§ Task goal
Determine how many lines of this material contain "每种试验菌的浓度应再减少". Give only the number.

::: Given data :::

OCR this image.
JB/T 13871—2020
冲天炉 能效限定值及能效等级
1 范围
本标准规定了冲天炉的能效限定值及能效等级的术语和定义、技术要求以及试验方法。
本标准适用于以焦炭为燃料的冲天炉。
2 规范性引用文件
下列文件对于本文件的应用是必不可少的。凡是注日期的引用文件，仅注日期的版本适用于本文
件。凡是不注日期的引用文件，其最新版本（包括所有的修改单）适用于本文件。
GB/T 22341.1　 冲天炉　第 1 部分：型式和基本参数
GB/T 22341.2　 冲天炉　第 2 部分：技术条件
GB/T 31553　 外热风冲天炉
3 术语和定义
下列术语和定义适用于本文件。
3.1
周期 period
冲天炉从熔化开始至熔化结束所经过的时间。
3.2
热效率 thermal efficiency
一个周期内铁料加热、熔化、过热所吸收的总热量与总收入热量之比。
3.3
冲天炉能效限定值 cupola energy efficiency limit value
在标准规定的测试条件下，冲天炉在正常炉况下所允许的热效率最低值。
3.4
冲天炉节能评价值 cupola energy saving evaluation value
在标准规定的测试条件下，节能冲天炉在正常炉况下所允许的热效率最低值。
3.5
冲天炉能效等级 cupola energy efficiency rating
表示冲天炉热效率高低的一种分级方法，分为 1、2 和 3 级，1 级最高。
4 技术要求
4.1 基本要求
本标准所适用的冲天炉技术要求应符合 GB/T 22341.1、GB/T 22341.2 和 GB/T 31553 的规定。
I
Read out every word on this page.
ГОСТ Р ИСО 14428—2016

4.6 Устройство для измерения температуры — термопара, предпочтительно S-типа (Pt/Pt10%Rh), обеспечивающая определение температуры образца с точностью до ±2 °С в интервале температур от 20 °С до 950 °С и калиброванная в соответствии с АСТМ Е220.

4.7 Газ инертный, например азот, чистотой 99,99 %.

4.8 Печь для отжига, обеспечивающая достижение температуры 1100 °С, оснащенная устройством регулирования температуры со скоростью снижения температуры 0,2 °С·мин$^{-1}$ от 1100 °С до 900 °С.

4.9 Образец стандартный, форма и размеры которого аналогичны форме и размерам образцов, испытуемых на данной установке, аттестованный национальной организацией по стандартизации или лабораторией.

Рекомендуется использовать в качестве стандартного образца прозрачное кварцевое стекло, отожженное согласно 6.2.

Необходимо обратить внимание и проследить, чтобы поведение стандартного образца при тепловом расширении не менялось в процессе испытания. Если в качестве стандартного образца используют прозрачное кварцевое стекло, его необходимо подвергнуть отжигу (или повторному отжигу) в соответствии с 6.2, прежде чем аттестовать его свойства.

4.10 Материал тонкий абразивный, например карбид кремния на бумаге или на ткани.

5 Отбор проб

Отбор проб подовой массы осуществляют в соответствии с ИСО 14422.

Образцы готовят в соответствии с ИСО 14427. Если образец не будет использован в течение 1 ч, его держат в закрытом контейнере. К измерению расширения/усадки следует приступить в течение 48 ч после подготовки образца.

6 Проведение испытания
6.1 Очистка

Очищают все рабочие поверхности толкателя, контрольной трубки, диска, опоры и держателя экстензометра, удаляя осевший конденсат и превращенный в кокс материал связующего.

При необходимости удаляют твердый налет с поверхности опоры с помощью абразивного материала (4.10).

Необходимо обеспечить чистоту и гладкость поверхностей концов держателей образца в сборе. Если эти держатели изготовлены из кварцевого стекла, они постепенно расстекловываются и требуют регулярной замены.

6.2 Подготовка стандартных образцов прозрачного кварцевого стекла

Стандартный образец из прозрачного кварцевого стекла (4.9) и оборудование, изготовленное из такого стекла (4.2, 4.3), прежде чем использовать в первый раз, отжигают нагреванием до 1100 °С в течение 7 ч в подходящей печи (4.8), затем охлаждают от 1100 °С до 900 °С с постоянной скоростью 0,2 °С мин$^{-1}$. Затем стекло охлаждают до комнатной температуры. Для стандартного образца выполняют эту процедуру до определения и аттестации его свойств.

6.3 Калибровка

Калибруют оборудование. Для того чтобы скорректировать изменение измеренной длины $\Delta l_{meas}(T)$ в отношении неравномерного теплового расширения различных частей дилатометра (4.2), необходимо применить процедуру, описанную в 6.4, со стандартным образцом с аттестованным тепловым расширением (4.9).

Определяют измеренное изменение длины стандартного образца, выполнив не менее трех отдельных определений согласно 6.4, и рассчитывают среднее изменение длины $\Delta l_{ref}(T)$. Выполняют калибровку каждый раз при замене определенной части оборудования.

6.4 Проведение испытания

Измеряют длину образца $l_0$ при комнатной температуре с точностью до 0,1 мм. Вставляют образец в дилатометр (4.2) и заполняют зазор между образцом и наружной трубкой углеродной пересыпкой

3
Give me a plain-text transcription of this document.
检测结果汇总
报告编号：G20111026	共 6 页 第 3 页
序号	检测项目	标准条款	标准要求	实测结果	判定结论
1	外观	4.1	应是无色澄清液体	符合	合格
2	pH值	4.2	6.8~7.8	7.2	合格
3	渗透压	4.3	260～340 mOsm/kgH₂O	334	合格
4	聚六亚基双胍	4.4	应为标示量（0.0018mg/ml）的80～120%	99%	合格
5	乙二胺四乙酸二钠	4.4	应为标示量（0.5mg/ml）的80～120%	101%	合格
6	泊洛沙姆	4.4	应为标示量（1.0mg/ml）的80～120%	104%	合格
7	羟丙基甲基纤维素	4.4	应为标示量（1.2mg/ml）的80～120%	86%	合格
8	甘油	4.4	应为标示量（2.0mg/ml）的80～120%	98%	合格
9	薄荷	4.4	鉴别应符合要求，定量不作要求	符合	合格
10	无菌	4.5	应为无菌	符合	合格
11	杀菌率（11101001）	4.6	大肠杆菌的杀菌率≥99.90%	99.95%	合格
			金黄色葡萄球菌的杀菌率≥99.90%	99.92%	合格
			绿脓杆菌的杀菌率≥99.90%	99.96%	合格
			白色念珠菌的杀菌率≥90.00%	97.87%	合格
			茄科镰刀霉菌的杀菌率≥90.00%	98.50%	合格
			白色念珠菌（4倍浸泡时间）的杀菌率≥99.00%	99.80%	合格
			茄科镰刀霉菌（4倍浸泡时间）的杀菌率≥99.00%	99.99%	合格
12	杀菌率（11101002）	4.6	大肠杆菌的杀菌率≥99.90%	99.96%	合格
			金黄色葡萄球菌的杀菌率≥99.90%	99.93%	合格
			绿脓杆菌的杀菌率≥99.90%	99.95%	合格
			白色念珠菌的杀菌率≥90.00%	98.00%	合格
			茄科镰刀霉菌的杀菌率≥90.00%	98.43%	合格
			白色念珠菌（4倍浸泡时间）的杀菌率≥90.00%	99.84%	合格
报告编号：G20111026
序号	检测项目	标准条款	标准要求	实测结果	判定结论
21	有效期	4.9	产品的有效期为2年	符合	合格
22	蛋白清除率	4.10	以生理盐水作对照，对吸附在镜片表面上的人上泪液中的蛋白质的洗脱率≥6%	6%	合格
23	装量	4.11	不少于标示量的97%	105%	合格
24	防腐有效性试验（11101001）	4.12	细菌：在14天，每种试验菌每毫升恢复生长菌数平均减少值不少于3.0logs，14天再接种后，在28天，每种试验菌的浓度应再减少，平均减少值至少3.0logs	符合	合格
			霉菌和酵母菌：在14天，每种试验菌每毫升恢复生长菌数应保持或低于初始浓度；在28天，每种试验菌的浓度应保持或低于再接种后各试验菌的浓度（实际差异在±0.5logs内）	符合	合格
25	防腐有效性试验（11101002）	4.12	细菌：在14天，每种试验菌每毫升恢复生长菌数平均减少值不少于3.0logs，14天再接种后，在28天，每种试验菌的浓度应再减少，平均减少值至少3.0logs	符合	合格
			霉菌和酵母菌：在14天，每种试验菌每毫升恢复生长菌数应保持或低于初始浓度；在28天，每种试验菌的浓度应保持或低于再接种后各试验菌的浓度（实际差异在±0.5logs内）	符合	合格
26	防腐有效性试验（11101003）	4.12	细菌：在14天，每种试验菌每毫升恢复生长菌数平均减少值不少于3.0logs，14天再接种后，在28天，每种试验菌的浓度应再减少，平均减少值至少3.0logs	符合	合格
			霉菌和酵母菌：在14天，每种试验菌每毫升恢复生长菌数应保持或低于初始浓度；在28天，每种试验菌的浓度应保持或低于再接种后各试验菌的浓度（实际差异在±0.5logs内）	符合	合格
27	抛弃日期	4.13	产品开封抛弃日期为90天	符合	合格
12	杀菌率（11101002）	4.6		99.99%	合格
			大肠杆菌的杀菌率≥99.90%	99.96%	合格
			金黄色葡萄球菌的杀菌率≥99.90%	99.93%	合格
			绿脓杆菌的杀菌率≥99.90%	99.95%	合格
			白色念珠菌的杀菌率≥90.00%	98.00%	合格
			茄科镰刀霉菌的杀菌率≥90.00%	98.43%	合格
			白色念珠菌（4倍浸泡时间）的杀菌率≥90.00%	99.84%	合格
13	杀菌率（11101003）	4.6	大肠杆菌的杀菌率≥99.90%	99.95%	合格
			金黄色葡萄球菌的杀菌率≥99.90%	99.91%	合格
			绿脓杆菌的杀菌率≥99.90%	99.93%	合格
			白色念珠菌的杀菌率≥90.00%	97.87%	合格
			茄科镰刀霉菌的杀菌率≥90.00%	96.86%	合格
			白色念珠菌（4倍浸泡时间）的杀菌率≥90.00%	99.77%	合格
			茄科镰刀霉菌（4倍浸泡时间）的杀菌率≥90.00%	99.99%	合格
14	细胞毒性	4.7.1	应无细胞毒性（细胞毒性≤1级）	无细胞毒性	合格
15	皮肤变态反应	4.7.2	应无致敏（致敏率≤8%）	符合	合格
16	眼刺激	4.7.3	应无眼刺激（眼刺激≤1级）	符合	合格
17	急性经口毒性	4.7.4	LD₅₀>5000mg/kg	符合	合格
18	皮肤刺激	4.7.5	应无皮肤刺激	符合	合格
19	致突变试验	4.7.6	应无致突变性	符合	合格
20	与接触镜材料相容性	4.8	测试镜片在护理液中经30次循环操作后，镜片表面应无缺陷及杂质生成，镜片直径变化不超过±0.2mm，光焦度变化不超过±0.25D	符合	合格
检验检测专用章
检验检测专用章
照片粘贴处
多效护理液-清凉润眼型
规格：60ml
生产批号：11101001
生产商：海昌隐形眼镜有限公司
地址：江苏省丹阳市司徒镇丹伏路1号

:::

§ Task response
3